EXERCISE | What lines of the data include the string "Word"? Copy them all.

Stored items from a collection:
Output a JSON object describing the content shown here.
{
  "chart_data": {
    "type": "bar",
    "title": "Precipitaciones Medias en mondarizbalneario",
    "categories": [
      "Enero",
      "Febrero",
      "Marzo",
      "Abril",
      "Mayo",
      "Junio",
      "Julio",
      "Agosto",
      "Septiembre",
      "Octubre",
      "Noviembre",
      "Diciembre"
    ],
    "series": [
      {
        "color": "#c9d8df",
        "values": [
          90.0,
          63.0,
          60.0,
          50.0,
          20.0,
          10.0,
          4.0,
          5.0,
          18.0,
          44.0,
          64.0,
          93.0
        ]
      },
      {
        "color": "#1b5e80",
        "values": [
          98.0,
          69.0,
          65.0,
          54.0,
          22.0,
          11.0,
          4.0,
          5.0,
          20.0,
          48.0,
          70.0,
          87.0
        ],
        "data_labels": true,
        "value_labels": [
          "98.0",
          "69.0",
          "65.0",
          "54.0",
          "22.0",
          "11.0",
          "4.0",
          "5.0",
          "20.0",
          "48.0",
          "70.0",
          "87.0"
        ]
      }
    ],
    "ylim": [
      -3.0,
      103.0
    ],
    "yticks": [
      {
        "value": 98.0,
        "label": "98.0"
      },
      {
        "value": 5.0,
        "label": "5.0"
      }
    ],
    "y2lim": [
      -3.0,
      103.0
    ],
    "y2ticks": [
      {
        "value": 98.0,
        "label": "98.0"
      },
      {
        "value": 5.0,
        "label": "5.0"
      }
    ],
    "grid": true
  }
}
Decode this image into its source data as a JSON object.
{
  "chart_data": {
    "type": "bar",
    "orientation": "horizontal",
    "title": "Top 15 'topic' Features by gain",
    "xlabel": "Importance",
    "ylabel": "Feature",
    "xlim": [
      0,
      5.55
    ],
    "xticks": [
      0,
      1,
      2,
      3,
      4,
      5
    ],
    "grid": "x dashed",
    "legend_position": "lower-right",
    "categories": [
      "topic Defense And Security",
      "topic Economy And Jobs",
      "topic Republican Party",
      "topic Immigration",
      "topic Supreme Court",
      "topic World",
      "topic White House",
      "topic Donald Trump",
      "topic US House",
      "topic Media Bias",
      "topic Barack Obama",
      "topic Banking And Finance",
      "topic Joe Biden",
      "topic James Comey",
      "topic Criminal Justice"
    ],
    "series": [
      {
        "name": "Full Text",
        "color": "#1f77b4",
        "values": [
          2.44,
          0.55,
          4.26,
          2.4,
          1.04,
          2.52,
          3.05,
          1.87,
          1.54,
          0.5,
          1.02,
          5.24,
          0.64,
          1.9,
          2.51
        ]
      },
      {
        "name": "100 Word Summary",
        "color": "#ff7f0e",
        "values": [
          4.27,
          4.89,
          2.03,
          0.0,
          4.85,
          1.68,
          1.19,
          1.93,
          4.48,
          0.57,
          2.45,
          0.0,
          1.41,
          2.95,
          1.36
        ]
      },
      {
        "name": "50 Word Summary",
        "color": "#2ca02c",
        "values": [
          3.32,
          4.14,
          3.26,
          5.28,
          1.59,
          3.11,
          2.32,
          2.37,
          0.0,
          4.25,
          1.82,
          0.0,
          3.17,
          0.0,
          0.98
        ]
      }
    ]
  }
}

WRITTEN ANSWER |
        "name": "100 Word Summary",
        "name": "50 Word Summary",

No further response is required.